***** GIVEN ENTRIES *****
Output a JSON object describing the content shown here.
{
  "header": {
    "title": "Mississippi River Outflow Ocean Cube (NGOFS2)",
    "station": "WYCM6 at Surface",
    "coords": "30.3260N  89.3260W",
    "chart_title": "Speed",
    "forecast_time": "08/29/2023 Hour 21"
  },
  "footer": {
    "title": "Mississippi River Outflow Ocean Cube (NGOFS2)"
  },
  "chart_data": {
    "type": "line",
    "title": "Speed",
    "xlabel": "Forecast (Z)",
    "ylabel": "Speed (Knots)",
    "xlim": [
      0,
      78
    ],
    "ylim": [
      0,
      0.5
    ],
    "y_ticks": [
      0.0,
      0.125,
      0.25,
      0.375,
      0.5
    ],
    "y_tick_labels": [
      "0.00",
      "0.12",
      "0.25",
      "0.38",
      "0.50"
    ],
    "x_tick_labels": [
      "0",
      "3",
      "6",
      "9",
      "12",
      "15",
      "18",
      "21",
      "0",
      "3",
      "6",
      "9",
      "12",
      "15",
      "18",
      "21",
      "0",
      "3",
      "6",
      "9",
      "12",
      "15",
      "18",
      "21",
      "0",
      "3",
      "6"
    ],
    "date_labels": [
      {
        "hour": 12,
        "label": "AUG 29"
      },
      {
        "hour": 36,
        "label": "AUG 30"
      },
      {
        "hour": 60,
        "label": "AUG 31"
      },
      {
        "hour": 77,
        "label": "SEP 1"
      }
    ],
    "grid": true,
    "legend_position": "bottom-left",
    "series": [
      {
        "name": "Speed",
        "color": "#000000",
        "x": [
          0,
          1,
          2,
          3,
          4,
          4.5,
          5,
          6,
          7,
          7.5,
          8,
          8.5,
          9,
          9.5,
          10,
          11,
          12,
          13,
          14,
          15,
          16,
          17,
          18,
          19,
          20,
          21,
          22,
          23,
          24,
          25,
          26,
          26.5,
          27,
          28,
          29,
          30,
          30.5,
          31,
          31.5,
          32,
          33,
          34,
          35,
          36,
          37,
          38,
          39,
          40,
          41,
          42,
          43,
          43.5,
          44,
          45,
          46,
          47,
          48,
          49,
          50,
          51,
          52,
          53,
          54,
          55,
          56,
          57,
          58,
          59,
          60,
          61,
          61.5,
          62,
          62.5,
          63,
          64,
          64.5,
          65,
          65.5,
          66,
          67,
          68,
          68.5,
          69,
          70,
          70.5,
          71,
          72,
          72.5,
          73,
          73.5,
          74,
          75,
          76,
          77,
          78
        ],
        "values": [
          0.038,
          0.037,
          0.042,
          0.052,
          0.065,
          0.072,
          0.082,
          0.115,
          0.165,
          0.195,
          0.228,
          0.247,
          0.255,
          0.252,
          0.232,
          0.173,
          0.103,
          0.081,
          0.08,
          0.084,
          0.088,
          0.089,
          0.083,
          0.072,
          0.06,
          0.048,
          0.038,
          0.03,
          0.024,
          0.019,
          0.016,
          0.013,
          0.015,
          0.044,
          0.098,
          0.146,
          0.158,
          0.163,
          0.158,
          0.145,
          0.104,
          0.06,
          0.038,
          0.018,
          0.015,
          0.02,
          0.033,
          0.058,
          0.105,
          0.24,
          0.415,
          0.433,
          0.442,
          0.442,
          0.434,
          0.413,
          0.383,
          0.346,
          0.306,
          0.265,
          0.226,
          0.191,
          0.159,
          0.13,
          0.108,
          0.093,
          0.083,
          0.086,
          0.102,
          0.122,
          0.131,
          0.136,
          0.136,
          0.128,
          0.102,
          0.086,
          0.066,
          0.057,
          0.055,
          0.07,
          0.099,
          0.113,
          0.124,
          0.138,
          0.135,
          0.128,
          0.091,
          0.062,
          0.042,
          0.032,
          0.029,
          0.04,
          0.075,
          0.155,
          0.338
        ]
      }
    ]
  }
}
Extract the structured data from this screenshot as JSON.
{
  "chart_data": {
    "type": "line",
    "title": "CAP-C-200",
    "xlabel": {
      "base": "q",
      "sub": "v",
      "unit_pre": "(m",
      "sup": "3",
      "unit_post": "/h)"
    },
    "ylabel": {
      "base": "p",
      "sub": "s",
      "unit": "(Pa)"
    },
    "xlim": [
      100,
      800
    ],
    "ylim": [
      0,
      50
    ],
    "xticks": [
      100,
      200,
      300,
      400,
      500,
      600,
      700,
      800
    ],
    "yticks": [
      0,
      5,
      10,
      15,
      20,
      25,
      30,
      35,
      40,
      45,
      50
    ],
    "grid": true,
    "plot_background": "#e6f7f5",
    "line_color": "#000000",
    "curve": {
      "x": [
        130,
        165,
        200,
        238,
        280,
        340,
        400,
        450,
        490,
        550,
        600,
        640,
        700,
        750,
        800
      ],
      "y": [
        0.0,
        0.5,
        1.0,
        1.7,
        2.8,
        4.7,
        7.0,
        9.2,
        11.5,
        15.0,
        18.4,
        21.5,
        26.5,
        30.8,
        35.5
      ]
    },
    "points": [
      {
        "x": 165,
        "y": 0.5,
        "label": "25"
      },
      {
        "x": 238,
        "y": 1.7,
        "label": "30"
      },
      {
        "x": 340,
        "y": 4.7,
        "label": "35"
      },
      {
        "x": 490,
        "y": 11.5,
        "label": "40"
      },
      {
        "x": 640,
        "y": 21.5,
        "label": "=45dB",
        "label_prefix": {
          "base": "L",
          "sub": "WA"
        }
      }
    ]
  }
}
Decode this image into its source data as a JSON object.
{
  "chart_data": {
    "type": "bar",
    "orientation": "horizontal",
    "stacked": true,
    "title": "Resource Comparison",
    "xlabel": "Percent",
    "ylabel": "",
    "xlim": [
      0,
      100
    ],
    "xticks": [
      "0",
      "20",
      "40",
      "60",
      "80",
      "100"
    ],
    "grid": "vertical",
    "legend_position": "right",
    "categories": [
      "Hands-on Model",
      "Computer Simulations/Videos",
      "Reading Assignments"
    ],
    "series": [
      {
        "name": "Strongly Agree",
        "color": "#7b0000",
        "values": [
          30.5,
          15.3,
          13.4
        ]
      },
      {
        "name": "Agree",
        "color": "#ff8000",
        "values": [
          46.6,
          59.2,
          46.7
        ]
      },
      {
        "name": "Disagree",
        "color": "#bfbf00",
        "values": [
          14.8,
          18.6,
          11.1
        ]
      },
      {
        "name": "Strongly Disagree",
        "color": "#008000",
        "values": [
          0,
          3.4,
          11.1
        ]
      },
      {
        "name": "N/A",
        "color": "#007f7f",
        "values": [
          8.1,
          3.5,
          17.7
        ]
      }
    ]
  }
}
*****
WHAT YOU NEED TO DO | Give the listing above again, word for word.

CORRECT OUTPUT |
Output a JSON object describing the content shown here.
{
  "header": {
    "title": "Mississippi River Outflow Ocean Cube (NGOFS2)",
    "station": "WYCM6 at Surface",
    "coords": "30.3260N  89.3260W",
    "chart_title": "Speed",
    "forecast_time": "08/29/2023 Hour 21"
  },
  "footer": {
    "title": "Mississippi River Outflow Ocean Cube (NGOFS2)"
  },
  "chart_data": {
    "type": "line",
    "title": "Speed",
    "xlabel": "Forecast (Z)",
    "ylabel": "Speed (Knots)",
    "xlim": [
      0,
      78
    ],
    "ylim": [
      0,
      0.5
    ],
    "y_ticks": [
      0.0,
      0.125,
      0.25,
      0.375,
      0.5
    ],
    "y_tick_labels": [
      "0.00",
      "0.12",
      "0.25",
      "0.38",
      "0.50"
    ],
    "x_tick_labels": [
      "0",
      "3",
      "6",
      "9",
      "12",
      "15",
      "18",
      "21",
      "0",
      "3",
      "6",
      "9",
      "12",
      "15",
      "18",
      "21",
      "0",
      "3",
      "6",
      "9",
      "12",
      "15",
      "18",
      "21",
      "0",
      "3",
      "6"
    ],
    "date_labels": [
      {
        "hour": 12,
        "label": "AUG 29"
      },
      {
        "hour": 36,
        "label": "AUG 30"
      },
      {
        "hour": 60,
        "label": "AUG 31"
      },
      {
        "hour": 77,
        "label": "SEP 1"
      }
    ],
    "grid": true,
    "legend_position": "bottom-left",
    "series": [
      {
        "name": "Speed",
        "color": "#000000",
        "x": [
          0,
          1,
          2,
          3,
          4,
          4.5,
          5,
          6,
          7,
          7.5,
          8,
          8.5,
          9,
          9.5,
          10,
          11,
          12,
          13,
          14,
          15,
          16,
          17,
          18,
          19,
          20,
          21,
          22,
          23,
          24,
          25,
          26,
          26.5,
          27,
          28,
          29,
          30,
          30.5,
          31,
          31.5,
          32,
          33,
          34,
          35,
          36,
          37,
          38,
          39,
          40,
          41,
          42,
          43,
          43.5,
          44,
          45,
          46,
          47,
          48,
          49,
          50,
          51,
          52,
          53,
          54,
          55,
          56,
          57,
          58,
          59,
          60,
          61,
          61.5,
          62,
          62.5,
          63,
          64,
          64.5,
          65,
          65.5,
          66,
          67,
          68,
          68.5,
          69,
          70,
          70.5,
          71,
          72,
          72.5,
          73,
          73.5,
          74,
          75,
          76,
          77,
          78
        ],
        "values": [
          0.038,
          0.037,
          0.042,
          0.052,
          0.065,
          0.072,
          0.082,
          0.115,
          0.165,
          0.195,
          0.228,
          0.247,
          0.255,
          0.252,
          0.232,
          0.173,
          0.103,
          0.081,
          0.08,
          0.084,
          0.088,
          0.089,
          0.083,
          0.072,
          0.06,
          0.048,
          0.038,
          0.03,
          0.024,
          0.019,
          0.016,
          0.013,
          0.015,
          0.044,
          0.098,
          0.146,
          0.158,
          0.163,
          0.158,
          0.145,
          0.104,
          0.06,
          0.038,
          0.018,
          0.015,
          0.02,
          0.033,
          0.058,
          0.105,
          0.24,
          0.415,
          0.433,
          0.442,
          0.442,
          0.434,
          0.413,
          0.383,
          0.346,
          0.306,
          0.265,
          0.226,
          0.191,
          0.159,
          0.13,
          0.108,
          0.093,
          0.083,
          0.086,
          0.102,
          0.122,
          0.131,
          0.136,
          0.136,
          0.128,
          0.102,
          0.086,
          0.066,
          0.057,
          0.055,
          0.07,
          0.099,
          0.113,
          0.124,
          0.138,
          0.135,
          0.128,
          0.091,
          0.062,
          0.042,
          0.032,
          0.029,
          0.04,
          0.075,
          0.155,
          0.338
        ]
      }
    ]
  }
}
Extract the structured data from this screenshot as JSON.
{
  "chart_data": {
    "type": "line",
    "title": "CAP-C-200",
    "xlabel": {
      "base": "q",
      "sub": "v",
      "unit_pre": "(m",
      "sup": "3",
      "unit_post": "/h)"
    },
    "ylabel": {
      "base": "p",
      "sub": "s",
      "unit": "(Pa)"
    },
    "xlim": [
      100,
      800
    ],
    "ylim": [
      0,
      50
    ],
    "xticks": [
      100,
      200,
      300,
      400,
      500,
      600,
      700,
      800
    ],
    "yticks": [
      0,
      5,
      10,
      15,
      20,
      25,
      30,
      35,
      40,
      45,
      50
    ],
    "grid": true,
    "plot_background": "#e6f7f5",
    "line_color": "#000000",
    "curve": {
      "x": [
        130,
        165,
        200,
        238,
        280,
        340,
        400,
        450,
        490,
        550,
        600,
        640,
        700,
        750,
        800
      ],
      "y": [
        0.0,
        0.5,
        1.0,
        1.7,
        2.8,
        4.7,
        7.0,
        9.2,
        11.5,
        15.0,
        18.4,
        21.5,
        26.5,
        30.8,
        35.5
      ]
    },
    "points": [
      {
        "x": 165,
        "y": 0.5,
        "label": "25"
      },
      {
        "x": 238,
        "y": 1.7,
        "label": "30"
      },
      {
        "x": 340,
        "y": 4.7,
        "label": "35"
      },
      {
        "x": 490,
        "y": 11.5,
        "label": "40"
      },
      {
        "x": 640,
        "y": 21.5,
        "label": "=45dB",
        "label_prefix": {
          "base": "L",
          "sub": "WA"
        }
      }
    ]
  }
}
Decode this image into its source data as a JSON object.
{
  "chart_data": {
    "type": "bar",
    "orientation": "horizontal",
    "stacked": true,
    "title": "Resource Comparison",
    "xlabel": "Percent",
    "ylabel": "",
    "xlim": [
      0,
      100
    ],
    "xticks": [
      "0",
      "20",
      "40",
      "60",
      "80",
      "100"
    ],
    "grid": "vertical",
    "legend_position": "right",
    "categories": [
      "Hands-on Model",
      "Computer Simulations/Videos",
      "Reading Assignments"
    ],
    "series": [
      {
        "name": "Strongly Agree",
        "color": "#7b0000",
        "values": [
          30.5,
          15.3,
          13.4
        ]
      },
      {
        "name": "Agree",
        "color": "#ff8000",
        "values": [
          46.6,
          59.2,
          46.7
        ]
      },
      {
        "name": "Disagree",
        "color": "#bfbf00",
        "values": [
          14.8,
          18.6,
          11.1
        ]
      },
      {
        "name": "Strongly Disagree",
        "color": "#008000",
        "values": [
          0,
          3.4,
          11.1
        ]
      },
      {
        "name": "N/A",
        "color": "#007f7f",
        "values": [
          8.1,
          3.5,
          17.7
        ]
      }
    ]
  }
}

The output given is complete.